Task prompt:
From the listing below, extract each entry exactly as written, minus the images.

============================================================

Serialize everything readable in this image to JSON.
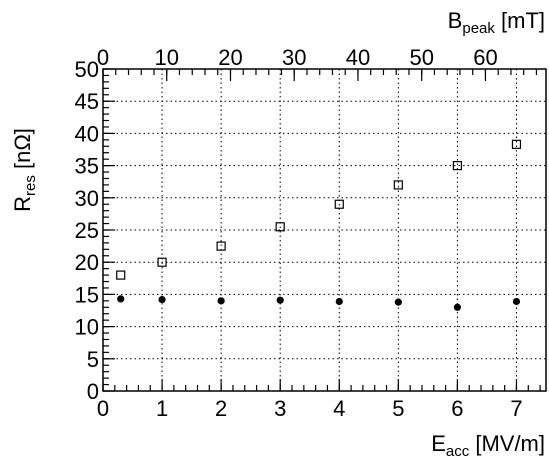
{
  "chart_data": {
    "type": "scatter",
    "title": "",
    "xlabel": {
      "main": "E",
      "sub": "acc",
      "unit": " [MV/m]"
    },
    "ylabel": {
      "main": "R",
      "sub": "res",
      "unit": " [nΩ]"
    },
    "x2label": {
      "main": "B",
      "sub": "peak",
      "unit": " [mT]"
    },
    "xlim": [
      0,
      7.5
    ],
    "ylim": [
      0,
      50
    ],
    "x2lim": [
      0,
      69.5
    ],
    "grid": true,
    "xticks": [
      0,
      1,
      2,
      3,
      4,
      5,
      6,
      7
    ],
    "yticks": [
      0,
      5,
      10,
      15,
      20,
      25,
      30,
      35,
      40,
      45,
      50
    ],
    "x2ticks": [
      0,
      10,
      20,
      30,
      40,
      50,
      60
    ],
    "series": [
      {
        "marker": "open-square",
        "color": "#000000",
        "x": [
          0.3,
          1,
          2,
          3,
          4,
          5,
          6,
          7
        ],
        "y": [
          18.0,
          20.0,
          22.5,
          25.5,
          29.0,
          32.0,
          35.0,
          38.3
        ]
      },
      {
        "marker": "filled-circle",
        "color": "#000000",
        "x": [
          0.3,
          1,
          2,
          3,
          4,
          5,
          6,
          7
        ],
        "y": [
          14.3,
          14.2,
          14.0,
          14.1,
          13.9,
          13.8,
          13.0,
          13.9
        ]
      }
    ]
  }
}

============================================================

Result:
Serialize everything readable in this image to JSON.
{
  "chart_data": {
    "type": "scatter",
    "title": "",
    "xlabel": {
      "main": "E",
      "sub": "acc",
      "unit": " [MV/m]"
    },
    "ylabel": {
      "main": "R",
      "sub": "res",
      "unit": " [nΩ]"
    },
    "x2label": {
      "main": "B",
      "sub": "peak",
      "unit": " [mT]"
    },
    "xlim": [
      0,
      7.5
    ],
    "ylim": [
      0,
      50
    ],
    "x2lim": [
      0,
      69.5
    ],
    "grid": true,
    "xticks": [
      0,
      1,
      2,
      3,
      4,
      5,
      6,
      7
    ],
    "yticks": [
      0,
      5,
      10,
      15,
      20,
      25,
      30,
      35,
      40,
      45,
      50
    ],
    "x2ticks": [
      0,
      10,
      20,
      30,
      40,
      50,
      60
    ],
    "series": [
      {
        "marker": "open-square",
        "color": "#000000",
        "x": [
          0.3,
          1,
          2,
          3,
          4,
          5,
          6,
          7
        ],
        "y": [
          18.0,
          20.0,
          22.5,
          25.5,
          29.0,
          32.0,
          35.0,
          38.3
        ]
      },
      {
        "marker": "filled-circle",
        "color": "#000000",
        "x": [
          0.3,
          1,
          2,
          3,
          4,
          5,
          6,
          7
        ],
        "y": [
          14.3,
          14.2,
          14.0,
          14.1,
          13.9,
          13.8,
          13.0,
          13.9
        ]
      }
    ]
  }
}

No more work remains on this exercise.